→ **WHAT YOU SHOULD DO**
Each line below should be retyped exactly, with no pictures.

·····

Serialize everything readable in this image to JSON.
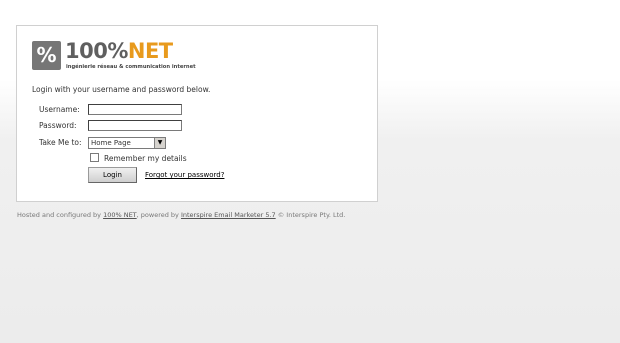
{
  "brand": {
    "logo_symbol": "%",
    "logo_number": "100%",
    "logo_net": "NET",
    "tagline": "ingénierie réseau & communication internet",
    "colors": {
      "grey": "#5f5f5f",
      "orange": "#e89a1d"
    }
  },
  "login": {
    "intro": "Login with your username and password below.",
    "username_label": "Username:",
    "username_value": "",
    "password_label": "Password:",
    "password_value": "",
    "takeme_label": "Take Me to:",
    "takeme_selected": "Home Page",
    "remember_label": "Remember my details",
    "remember_checked": false,
    "login_button": "Login",
    "forgot_link": "Forgot your password?"
  },
  "footer": {
    "prefix": "Hosted and configured by ",
    "host_link": "100% NET",
    "mid": ", powered by ",
    "product_link": "Interspire Email Marketer 5.7",
    "suffix": " © Interspire Pty. Ltd."
  }
}
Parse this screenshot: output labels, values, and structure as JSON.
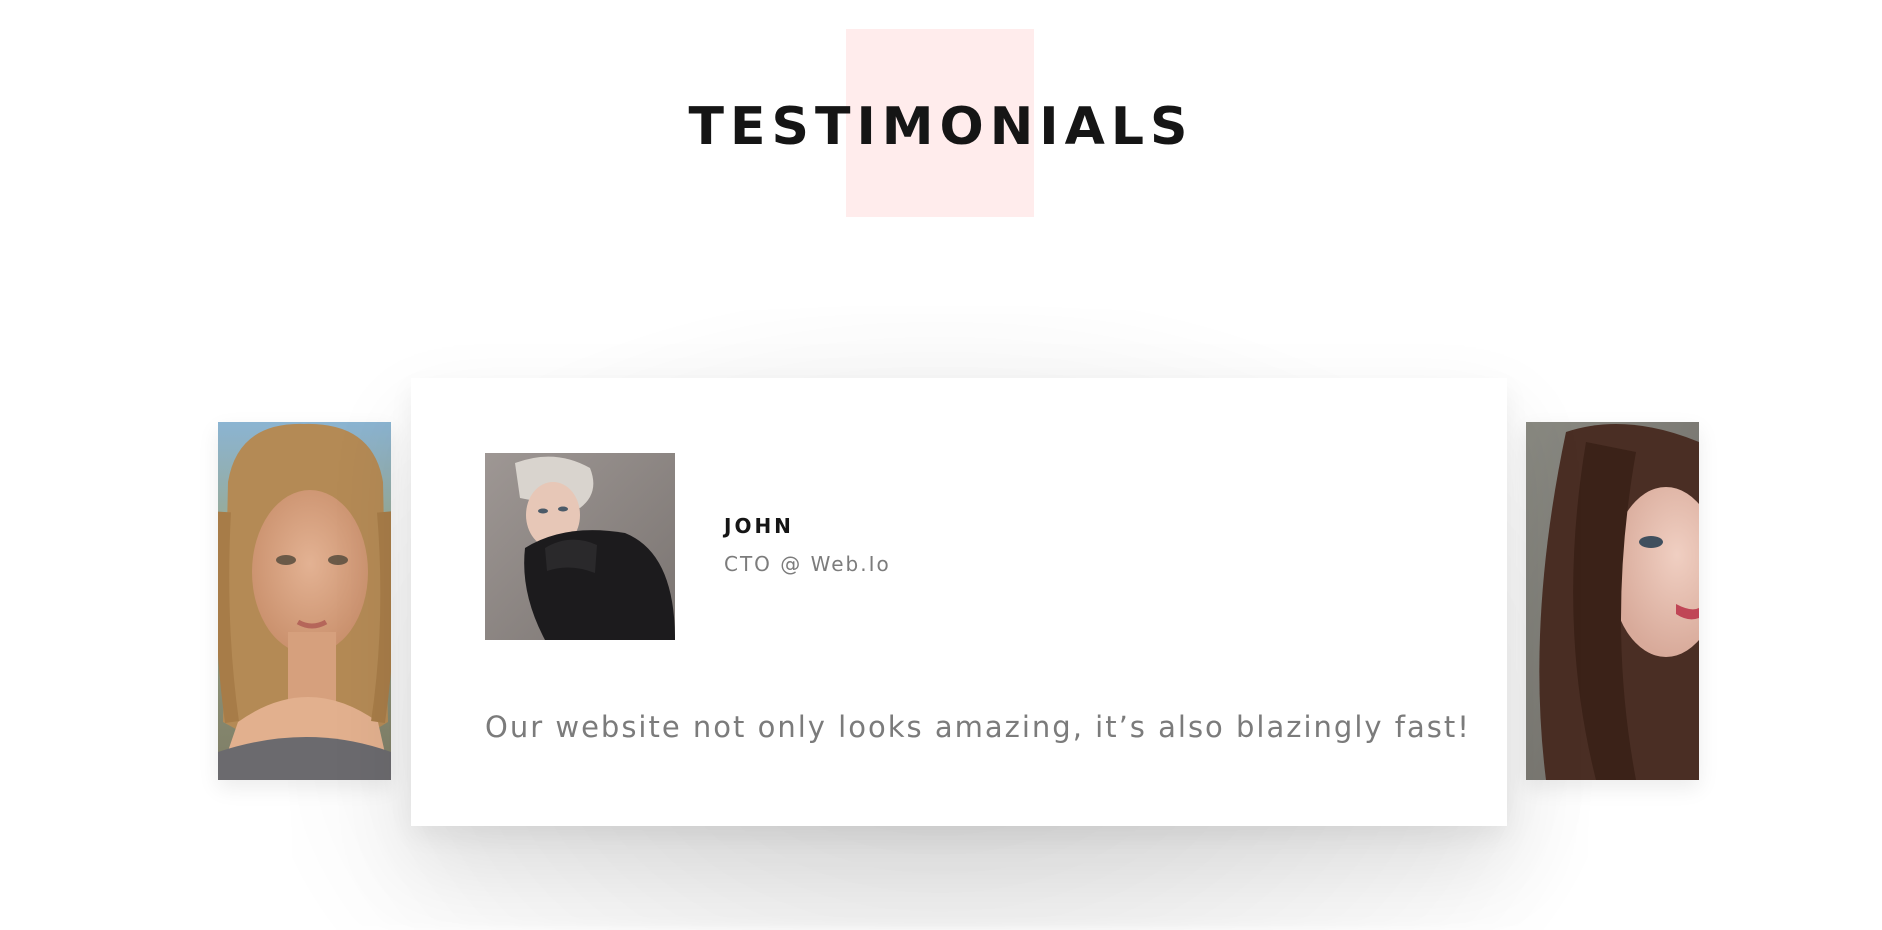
{
  "section": {
    "title": "TESTIMONIALS"
  },
  "testimonial": {
    "name": "JOHN",
    "role": "CTO @ Web.Io",
    "quote": "Our website not only looks amazing, it’s also blazingly fast!"
  },
  "colors": {
    "accent_square": "#ffecec",
    "title_text": "#151515",
    "muted_text": "#7b7b7b",
    "card_background": "#ffffff"
  }
}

·····

→ **EXERCISE OUTPUT**
Serialize everything readable in this image to JSON.
{
  "brand": {
    "logo_symbol": "%",
    "logo_number": "100%",
    "logo_net": "NET",
    "tagline": "ingénierie réseau & communication internet",
    "colors": {
      "grey": "#5f5f5f",
      "orange": "#e89a1d"
    }
  },
  "login": {
    "intro": "Login with your username and password below.",
    "username_label": "Username:",
    "username_value": "",
    "password_label": "Password:",
    "password_value": "",
    "takeme_label": "Take Me to:",
    "takeme_selected": "Home Page",
    "remember_label": "Remember my details",
    "remember_checked": false,
    "login_button": "Login",
    "forgot_link": "Forgot your password?"
  },
  "footer": {
    "prefix": "Hosted and configured by ",
    "host_link": "100% NET",
    "mid": ", powered by ",
    "product_link": "Interspire Email Marketer 5.7",
    "suffix": " © Interspire Pty. Ltd."
  }
}
Parse this screenshot: output labels, values, and structure as JSON.
{
  "section": {
    "title": "TESTIMONIALS"
  },
  "testimonial": {
    "name": "JOHN",
    "role": "CTO @ Web.Io",
    "quote": "Our website not only looks amazing, it’s also blazingly fast!"
  },
  "colors": {
    "accent_square": "#ffecec",
    "title_text": "#151515",
    "muted_text": "#7b7b7b",
    "card_background": "#ffffff"
  }
}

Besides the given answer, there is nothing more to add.